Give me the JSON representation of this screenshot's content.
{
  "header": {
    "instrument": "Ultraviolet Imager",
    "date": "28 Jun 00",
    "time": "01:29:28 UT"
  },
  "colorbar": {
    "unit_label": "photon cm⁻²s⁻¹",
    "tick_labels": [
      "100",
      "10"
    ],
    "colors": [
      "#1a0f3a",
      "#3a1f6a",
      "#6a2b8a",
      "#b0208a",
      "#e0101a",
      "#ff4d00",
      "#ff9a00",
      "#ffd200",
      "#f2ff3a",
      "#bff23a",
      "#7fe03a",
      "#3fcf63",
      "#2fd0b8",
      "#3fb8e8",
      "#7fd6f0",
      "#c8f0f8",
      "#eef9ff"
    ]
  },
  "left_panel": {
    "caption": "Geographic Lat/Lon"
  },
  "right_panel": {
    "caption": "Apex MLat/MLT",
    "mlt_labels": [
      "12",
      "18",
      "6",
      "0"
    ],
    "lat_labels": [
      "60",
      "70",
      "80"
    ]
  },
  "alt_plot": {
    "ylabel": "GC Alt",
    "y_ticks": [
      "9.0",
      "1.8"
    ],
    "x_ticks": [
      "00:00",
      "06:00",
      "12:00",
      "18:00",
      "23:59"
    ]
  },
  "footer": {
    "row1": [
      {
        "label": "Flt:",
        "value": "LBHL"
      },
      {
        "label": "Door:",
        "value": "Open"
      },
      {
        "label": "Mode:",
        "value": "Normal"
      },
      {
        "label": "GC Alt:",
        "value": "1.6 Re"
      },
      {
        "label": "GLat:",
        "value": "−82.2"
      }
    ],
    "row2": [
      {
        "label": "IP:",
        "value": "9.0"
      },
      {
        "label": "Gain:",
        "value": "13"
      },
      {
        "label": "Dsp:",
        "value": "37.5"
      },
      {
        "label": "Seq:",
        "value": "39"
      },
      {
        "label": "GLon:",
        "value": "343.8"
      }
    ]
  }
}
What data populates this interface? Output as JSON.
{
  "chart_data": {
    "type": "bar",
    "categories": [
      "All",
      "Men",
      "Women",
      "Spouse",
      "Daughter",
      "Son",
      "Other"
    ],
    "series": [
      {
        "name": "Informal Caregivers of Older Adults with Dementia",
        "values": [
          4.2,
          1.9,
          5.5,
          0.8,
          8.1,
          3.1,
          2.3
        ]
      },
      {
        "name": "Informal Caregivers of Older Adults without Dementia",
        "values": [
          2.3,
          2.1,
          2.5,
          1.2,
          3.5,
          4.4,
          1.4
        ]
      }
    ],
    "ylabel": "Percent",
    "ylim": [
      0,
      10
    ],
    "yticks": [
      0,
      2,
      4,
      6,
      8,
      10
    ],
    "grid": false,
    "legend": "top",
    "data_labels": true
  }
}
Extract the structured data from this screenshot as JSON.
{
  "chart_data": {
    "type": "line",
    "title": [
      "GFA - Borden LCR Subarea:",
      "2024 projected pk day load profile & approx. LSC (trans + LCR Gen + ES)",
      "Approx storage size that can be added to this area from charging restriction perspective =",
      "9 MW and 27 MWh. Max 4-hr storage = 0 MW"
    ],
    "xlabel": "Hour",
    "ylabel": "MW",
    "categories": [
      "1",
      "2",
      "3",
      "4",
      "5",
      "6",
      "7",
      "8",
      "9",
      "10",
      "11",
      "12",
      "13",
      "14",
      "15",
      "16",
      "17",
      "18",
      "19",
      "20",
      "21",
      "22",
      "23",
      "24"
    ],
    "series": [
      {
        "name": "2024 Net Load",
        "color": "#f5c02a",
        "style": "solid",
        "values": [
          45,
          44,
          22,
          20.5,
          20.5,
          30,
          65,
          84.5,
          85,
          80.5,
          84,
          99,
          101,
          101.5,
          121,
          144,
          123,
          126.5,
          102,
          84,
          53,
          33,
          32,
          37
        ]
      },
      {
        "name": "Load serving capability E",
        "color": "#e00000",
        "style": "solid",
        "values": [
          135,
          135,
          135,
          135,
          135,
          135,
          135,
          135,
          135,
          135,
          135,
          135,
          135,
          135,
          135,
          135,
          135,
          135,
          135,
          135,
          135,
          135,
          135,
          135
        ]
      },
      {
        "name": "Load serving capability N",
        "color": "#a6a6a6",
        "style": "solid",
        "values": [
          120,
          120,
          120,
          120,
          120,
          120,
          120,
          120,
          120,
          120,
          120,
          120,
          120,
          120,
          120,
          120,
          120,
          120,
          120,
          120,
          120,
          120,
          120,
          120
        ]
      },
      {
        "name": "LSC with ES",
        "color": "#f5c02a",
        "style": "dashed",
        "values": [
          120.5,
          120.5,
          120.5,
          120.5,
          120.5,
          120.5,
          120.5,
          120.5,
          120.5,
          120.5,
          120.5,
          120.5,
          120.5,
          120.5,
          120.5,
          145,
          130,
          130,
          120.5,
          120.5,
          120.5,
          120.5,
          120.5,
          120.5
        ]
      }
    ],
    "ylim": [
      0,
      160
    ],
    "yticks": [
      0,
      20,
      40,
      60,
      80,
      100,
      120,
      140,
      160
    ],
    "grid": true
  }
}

• **WORK TO DO**
Return all of the data precisely as it appears.

• **OUTPUT FOR THIS TASK**
Give me the JSON representation of this screenshot's content.
{
  "header": {
    "instrument": "Ultraviolet Imager",
    "date": "28 Jun 00",
    "time": "01:29:28 UT"
  },
  "colorbar": {
    "unit_label": "photon cm⁻²s⁻¹",
    "tick_labels": [
      "100",
      "10"
    ],
    "colors": [
      "#1a0f3a",
      "#3a1f6a",
      "#6a2b8a",
      "#b0208a",
      "#e0101a",
      "#ff4d00",
      "#ff9a00",
      "#ffd200",
      "#f2ff3a",
      "#bff23a",
      "#7fe03a",
      "#3fcf63",
      "#2fd0b8",
      "#3fb8e8",
      "#7fd6f0",
      "#c8f0f8",
      "#eef9ff"
    ]
  },
  "left_panel": {
    "caption": "Geographic Lat/Lon"
  },
  "right_panel": {
    "caption": "Apex MLat/MLT",
    "mlt_labels": [
      "12",
      "18",
      "6",
      "0"
    ],
    "lat_labels": [
      "60",
      "70",
      "80"
    ]
  },
  "alt_plot": {
    "ylabel": "GC Alt",
    "y_ticks": [
      "9.0",
      "1.8"
    ],
    "x_ticks": [
      "00:00",
      "06:00",
      "12:00",
      "18:00",
      "23:59"
    ]
  },
  "footer": {
    "row1": [
      {
        "label": "Flt:",
        "value": "LBHL"
      },
      {
        "label": "Door:",
        "value": "Open"
      },
      {
        "label": "Mode:",
        "value": "Normal"
      },
      {
        "label": "GC Alt:",
        "value": "1.6 Re"
      },
      {
        "label": "GLat:",
        "value": "−82.2"
      }
    ],
    "row2": [
      {
        "label": "IP:",
        "value": "9.0"
      },
      {
        "label": "Gain:",
        "value": "13"
      },
      {
        "label": "Dsp:",
        "value": "37.5"
      },
      {
        "label": "Seq:",
        "value": "39"
      },
      {
        "label": "GLon:",
        "value": "343.8"
      }
    ]
  }
}
What data populates this interface? Output as JSON.
{
  "chart_data": {
    "type": "bar",
    "categories": [
      "All",
      "Men",
      "Women",
      "Spouse",
      "Daughter",
      "Son",
      "Other"
    ],
    "series": [
      {
        "name": "Informal Caregivers of Older Adults with Dementia",
        "values": [
          4.2,
          1.9,
          5.5,
          0.8,
          8.1,
          3.1,
          2.3
        ]
      },
      {
        "name": "Informal Caregivers of Older Adults without Dementia",
        "values": [
          2.3,
          2.1,
          2.5,
          1.2,
          3.5,
          4.4,
          1.4
        ]
      }
    ],
    "ylabel": "Percent",
    "ylim": [
      0,
      10
    ],
    "yticks": [
      0,
      2,
      4,
      6,
      8,
      10
    ],
    "grid": false,
    "legend": "top",
    "data_labels": true
  }
}
Extract the structured data from this screenshot as JSON.
{
  "chart_data": {
    "type": "line",
    "title": [
      "GFA - Borden LCR Subarea:",
      "2024 projected pk day load profile & approx. LSC (trans + LCR Gen + ES)",
      "Approx storage size that can be added to this area from charging restriction perspective =",
      "9 MW and 27 MWh. Max 4-hr storage = 0 MW"
    ],
    "xlabel": "Hour",
    "ylabel": "MW",
    "categories": [
      "1",
      "2",
      "3",
      "4",
      "5",
      "6",
      "7",
      "8",
      "9",
      "10",
      "11",
      "12",
      "13",
      "14",
      "15",
      "16",
      "17",
      "18",
      "19",
      "20",
      "21",
      "22",
      "23",
      "24"
    ],
    "series": [
      {
        "name": "2024 Net Load",
        "color": "#f5c02a",
        "style": "solid",
        "values": [
          45,
          44,
          22,
          20.5,
          20.5,
          30,
          65,
          84.5,
          85,
          80.5,
          84,
          99,
          101,
          101.5,
          121,
          144,
          123,
          126.5,
          102,
          84,
          53,
          33,
          32,
          37
        ]
      },
      {
        "name": "Load serving capability E",
        "color": "#e00000",
        "style": "solid",
        "values": [
          135,
          135,
          135,
          135,
          135,
          135,
          135,
          135,
          135,
          135,
          135,
          135,
          135,
          135,
          135,
          135,
          135,
          135,
          135,
          135,
          135,
          135,
          135,
          135
        ]
      },
      {
        "name": "Load serving capability N",
        "color": "#a6a6a6",
        "style": "solid",
        "values": [
          120,
          120,
          120,
          120,
          120,
          120,
          120,
          120,
          120,
          120,
          120,
          120,
          120,
          120,
          120,
          120,
          120,
          120,
          120,
          120,
          120,
          120,
          120,
          120
        ]
      },
      {
        "name": "LSC with ES",
        "color": "#f5c02a",
        "style": "dashed",
        "values": [
          120.5,
          120.5,
          120.5,
          120.5,
          120.5,
          120.5,
          120.5,
          120.5,
          120.5,
          120.5,
          120.5,
          120.5,
          120.5,
          120.5,
          120.5,
          145,
          130,
          130,
          120.5,
          120.5,
          120.5,
          120.5,
          120.5,
          120.5
        ]
      }
    ],
    "ylim": [
      0,
      160
    ],
    "yticks": [
      0,
      20,
      40,
      60,
      80,
      100,
      120,
      140,
      160
    ],
    "grid": true
  }
}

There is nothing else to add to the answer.